GIVEN EXERCISE: Transcribe every line of the listing below without any deviation.

RAW DATA:
(begin)

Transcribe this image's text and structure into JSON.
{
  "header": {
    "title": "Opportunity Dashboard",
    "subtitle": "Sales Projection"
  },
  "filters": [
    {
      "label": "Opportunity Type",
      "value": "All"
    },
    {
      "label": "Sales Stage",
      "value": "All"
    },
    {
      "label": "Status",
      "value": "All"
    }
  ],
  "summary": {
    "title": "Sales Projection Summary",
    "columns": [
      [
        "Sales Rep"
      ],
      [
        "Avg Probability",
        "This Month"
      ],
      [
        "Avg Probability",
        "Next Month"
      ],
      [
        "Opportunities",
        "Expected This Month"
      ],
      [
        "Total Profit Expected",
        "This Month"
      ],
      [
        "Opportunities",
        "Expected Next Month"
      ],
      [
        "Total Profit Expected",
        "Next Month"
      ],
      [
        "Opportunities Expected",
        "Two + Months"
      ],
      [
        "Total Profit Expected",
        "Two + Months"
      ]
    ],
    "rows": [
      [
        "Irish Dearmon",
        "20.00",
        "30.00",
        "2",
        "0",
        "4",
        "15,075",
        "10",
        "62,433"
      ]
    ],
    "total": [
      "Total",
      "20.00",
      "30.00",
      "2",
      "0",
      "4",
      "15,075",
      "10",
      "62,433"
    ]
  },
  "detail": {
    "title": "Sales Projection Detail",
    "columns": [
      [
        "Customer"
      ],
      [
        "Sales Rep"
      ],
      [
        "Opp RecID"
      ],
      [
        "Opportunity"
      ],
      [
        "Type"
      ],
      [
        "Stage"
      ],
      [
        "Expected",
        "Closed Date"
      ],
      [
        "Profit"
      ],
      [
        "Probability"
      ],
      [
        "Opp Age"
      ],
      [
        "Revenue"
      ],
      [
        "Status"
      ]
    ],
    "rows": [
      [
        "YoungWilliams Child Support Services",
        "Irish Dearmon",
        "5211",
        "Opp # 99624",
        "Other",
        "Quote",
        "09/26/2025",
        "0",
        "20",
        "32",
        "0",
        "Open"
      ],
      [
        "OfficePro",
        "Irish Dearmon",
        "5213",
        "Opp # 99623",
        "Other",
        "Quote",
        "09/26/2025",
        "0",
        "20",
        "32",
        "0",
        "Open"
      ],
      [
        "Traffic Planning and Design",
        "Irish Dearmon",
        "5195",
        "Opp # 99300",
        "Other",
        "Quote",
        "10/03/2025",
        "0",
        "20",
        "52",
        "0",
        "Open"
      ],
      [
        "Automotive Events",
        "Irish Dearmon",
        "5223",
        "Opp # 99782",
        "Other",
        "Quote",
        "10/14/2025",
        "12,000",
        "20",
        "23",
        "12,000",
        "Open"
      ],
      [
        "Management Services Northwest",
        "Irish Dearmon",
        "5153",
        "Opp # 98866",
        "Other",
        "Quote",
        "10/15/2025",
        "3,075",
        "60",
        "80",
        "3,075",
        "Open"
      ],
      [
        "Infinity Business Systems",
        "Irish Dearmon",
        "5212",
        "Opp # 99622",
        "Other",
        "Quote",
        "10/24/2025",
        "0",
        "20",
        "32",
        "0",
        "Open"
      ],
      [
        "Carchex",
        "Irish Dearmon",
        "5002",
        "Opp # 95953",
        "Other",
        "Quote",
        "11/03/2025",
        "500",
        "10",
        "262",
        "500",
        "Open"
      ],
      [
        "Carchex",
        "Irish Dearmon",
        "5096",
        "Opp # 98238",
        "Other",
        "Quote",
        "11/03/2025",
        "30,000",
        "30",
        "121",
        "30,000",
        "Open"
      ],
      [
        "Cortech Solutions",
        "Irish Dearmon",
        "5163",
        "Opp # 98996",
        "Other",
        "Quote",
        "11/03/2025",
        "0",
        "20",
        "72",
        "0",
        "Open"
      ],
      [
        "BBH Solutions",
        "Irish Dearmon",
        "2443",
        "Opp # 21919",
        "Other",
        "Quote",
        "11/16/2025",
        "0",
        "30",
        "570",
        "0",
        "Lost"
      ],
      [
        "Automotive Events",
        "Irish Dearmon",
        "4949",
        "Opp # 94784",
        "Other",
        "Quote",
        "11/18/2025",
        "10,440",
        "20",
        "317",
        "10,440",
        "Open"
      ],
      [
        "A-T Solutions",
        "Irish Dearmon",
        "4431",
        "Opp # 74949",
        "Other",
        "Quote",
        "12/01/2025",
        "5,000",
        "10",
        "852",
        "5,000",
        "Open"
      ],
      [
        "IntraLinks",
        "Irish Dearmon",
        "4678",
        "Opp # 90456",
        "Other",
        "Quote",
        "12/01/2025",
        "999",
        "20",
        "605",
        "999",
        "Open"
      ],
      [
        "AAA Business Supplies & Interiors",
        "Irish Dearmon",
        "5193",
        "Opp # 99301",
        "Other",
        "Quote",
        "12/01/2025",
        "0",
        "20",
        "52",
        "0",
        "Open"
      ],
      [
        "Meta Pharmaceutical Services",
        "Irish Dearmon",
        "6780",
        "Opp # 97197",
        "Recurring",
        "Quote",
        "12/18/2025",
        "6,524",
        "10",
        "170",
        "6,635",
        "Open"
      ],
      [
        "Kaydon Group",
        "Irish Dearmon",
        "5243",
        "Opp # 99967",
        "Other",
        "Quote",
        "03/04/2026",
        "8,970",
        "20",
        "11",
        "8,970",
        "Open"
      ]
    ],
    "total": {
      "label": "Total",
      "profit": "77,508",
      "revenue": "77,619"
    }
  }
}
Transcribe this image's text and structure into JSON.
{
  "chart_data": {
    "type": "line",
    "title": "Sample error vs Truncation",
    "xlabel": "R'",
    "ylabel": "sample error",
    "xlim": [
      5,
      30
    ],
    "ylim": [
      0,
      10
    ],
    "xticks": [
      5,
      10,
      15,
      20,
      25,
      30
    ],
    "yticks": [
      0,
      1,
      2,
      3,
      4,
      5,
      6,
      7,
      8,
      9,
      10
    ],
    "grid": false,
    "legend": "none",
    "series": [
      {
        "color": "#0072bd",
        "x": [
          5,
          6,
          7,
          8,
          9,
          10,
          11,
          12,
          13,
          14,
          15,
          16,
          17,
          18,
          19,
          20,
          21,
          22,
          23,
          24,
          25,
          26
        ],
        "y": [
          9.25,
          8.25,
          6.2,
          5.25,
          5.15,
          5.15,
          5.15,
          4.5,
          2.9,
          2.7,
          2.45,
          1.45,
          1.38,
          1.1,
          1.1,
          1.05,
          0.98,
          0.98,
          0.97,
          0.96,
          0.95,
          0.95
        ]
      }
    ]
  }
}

(end)

FINAL RESULT:
Transcribe this image's text and structure into JSON.
{
  "header": {
    "title": "Opportunity Dashboard",
    "subtitle": "Sales Projection"
  },
  "filters": [
    {
      "label": "Opportunity Type",
      "value": "All"
    },
    {
      "label": "Sales Stage",
      "value": "All"
    },
    {
      "label": "Status",
      "value": "All"
    }
  ],
  "summary": {
    "title": "Sales Projection Summary",
    "columns": [
      [
        "Sales Rep"
      ],
      [
        "Avg Probability",
        "This Month"
      ],
      [
        "Avg Probability",
        "Next Month"
      ],
      [
        "Opportunities",
        "Expected This Month"
      ],
      [
        "Total Profit Expected",
        "This Month"
      ],
      [
        "Opportunities",
        "Expected Next Month"
      ],
      [
        "Total Profit Expected",
        "Next Month"
      ],
      [
        "Opportunities Expected",
        "Two + Months"
      ],
      [
        "Total Profit Expected",
        "Two + Months"
      ]
    ],
    "rows": [
      [
        "Irish Dearmon",
        "20.00",
        "30.00",
        "2",
        "0",
        "4",
        "15,075",
        "10",
        "62,433"
      ]
    ],
    "total": [
      "Total",
      "20.00",
      "30.00",
      "2",
      "0",
      "4",
      "15,075",
      "10",
      "62,433"
    ]
  },
  "detail": {
    "title": "Sales Projection Detail",
    "columns": [
      [
        "Customer"
      ],
      [
        "Sales Rep"
      ],
      [
        "Opp RecID"
      ],
      [
        "Opportunity"
      ],
      [
        "Type"
      ],
      [
        "Stage"
      ],
      [
        "Expected",
        "Closed Date"
      ],
      [
        "Profit"
      ],
      [
        "Probability"
      ],
      [
        "Opp Age"
      ],
      [
        "Revenue"
      ],
      [
        "Status"
      ]
    ],
    "rows": [
      [
        "YoungWilliams Child Support Services",
        "Irish Dearmon",
        "5211",
        "Opp # 99624",
        "Other",
        "Quote",
        "09/26/2025",
        "0",
        "20",
        "32",
        "0",
        "Open"
      ],
      [
        "OfficePro",
        "Irish Dearmon",
        "5213",
        "Opp # 99623",
        "Other",
        "Quote",
        "09/26/2025",
        "0",
        "20",
        "32",
        "0",
        "Open"
      ],
      [
        "Traffic Planning and Design",
        "Irish Dearmon",
        "5195",
        "Opp # 99300",
        "Other",
        "Quote",
        "10/03/2025",
        "0",
        "20",
        "52",
        "0",
        "Open"
      ],
      [
        "Automotive Events",
        "Irish Dearmon",
        "5223",
        "Opp # 99782",
        "Other",
        "Quote",
        "10/14/2025",
        "12,000",
        "20",
        "23",
        "12,000",
        "Open"
      ],
      [
        "Management Services Northwest",
        "Irish Dearmon",
        "5153",
        "Opp # 98866",
        "Other",
        "Quote",
        "10/15/2025",
        "3,075",
        "60",
        "80",
        "3,075",
        "Open"
      ],
      [
        "Infinity Business Systems",
        "Irish Dearmon",
        "5212",
        "Opp # 99622",
        "Other",
        "Quote",
        "10/24/2025",
        "0",
        "20",
        "32",
        "0",
        "Open"
      ],
      [
        "Carchex",
        "Irish Dearmon",
        "5002",
        "Opp # 95953",
        "Other",
        "Quote",
        "11/03/2025",
        "500",
        "10",
        "262",
        "500",
        "Open"
      ],
      [
        "Carchex",
        "Irish Dearmon",
        "5096",
        "Opp # 98238",
        "Other",
        "Quote",
        "11/03/2025",
        "30,000",
        "30",
        "121",
        "30,000",
        "Open"
      ],
      [
        "Cortech Solutions",
        "Irish Dearmon",
        "5163",
        "Opp # 98996",
        "Other",
        "Quote",
        "11/03/2025",
        "0",
        "20",
        "72",
        "0",
        "Open"
      ],
      [
        "BBH Solutions",
        "Irish Dearmon",
        "2443",
        "Opp # 21919",
        "Other",
        "Quote",
        "11/16/2025",
        "0",
        "30",
        "570",
        "0",
        "Lost"
      ],
      [
        "Automotive Events",
        "Irish Dearmon",
        "4949",
        "Opp # 94784",
        "Other",
        "Quote",
        "11/18/2025",
        "10,440",
        "20",
        "317",
        "10,440",
        "Open"
      ],
      [
        "A-T Solutions",
        "Irish Dearmon",
        "4431",
        "Opp # 74949",
        "Other",
        "Quote",
        "12/01/2025",
        "5,000",
        "10",
        "852",
        "5,000",
        "Open"
      ],
      [
        "IntraLinks",
        "Irish Dearmon",
        "4678",
        "Opp # 90456",
        "Other",
        "Quote",
        "12/01/2025",
        "999",
        "20",
        "605",
        "999",
        "Open"
      ],
      [
        "AAA Business Supplies & Interiors",
        "Irish Dearmon",
        "5193",
        "Opp # 99301",
        "Other",
        "Quote",
        "12/01/2025",
        "0",
        "20",
        "52",
        "0",
        "Open"
      ],
      [
        "Meta Pharmaceutical Services",
        "Irish Dearmon",
        "6780",
        "Opp # 97197",
        "Recurring",
        "Quote",
        "12/18/2025",
        "6,524",
        "10",
        "170",
        "6,635",
        "Open"
      ],
      [
        "Kaydon Group",
        "Irish Dearmon",
        "5243",
        "Opp # 99967",
        "Other",
        "Quote",
        "03/04/2026",
        "8,970",
        "20",
        "11",
        "8,970",
        "Open"
      ]
    ],
    "total": {
      "label": "Total",
      "profit": "77,508",
      "revenue": "77,619"
    }
  }
}
Transcribe this image's text and structure into JSON.
{
  "chart_data": {
    "type": "line",
    "title": "Sample error vs Truncation",
    "xlabel": "R'",
    "ylabel": "sample error",
    "xlim": [
      5,
      30
    ],
    "ylim": [
      0,
      10
    ],
    "xticks": [
      5,
      10,
      15,
      20,
      25,
      30
    ],
    "yticks": [
      0,
      1,
      2,
      3,
      4,
      5,
      6,
      7,
      8,
      9,
      10
    ],
    "grid": false,
    "legend": "none",
    "series": [
      {
        "color": "#0072bd",
        "x": [
          5,
          6,
          7,
          8,
          9,
          10,
          11,
          12,
          13,
          14,
          15,
          16,
          17,
          18,
          19,
          20,
          21,
          22,
          23,
          24,
          25,
          26
        ],
        "y": [
          9.25,
          8.25,
          6.2,
          5.25,
          5.15,
          5.15,
          5.15,
          4.5,
          2.9,
          2.7,
          2.45,
          1.45,
          1.38,
          1.1,
          1.1,
          1.05,
          0.98,
          0.98,
          0.97,
          0.96,
          0.95,
          0.95
        ]
      }
    ]
  }
}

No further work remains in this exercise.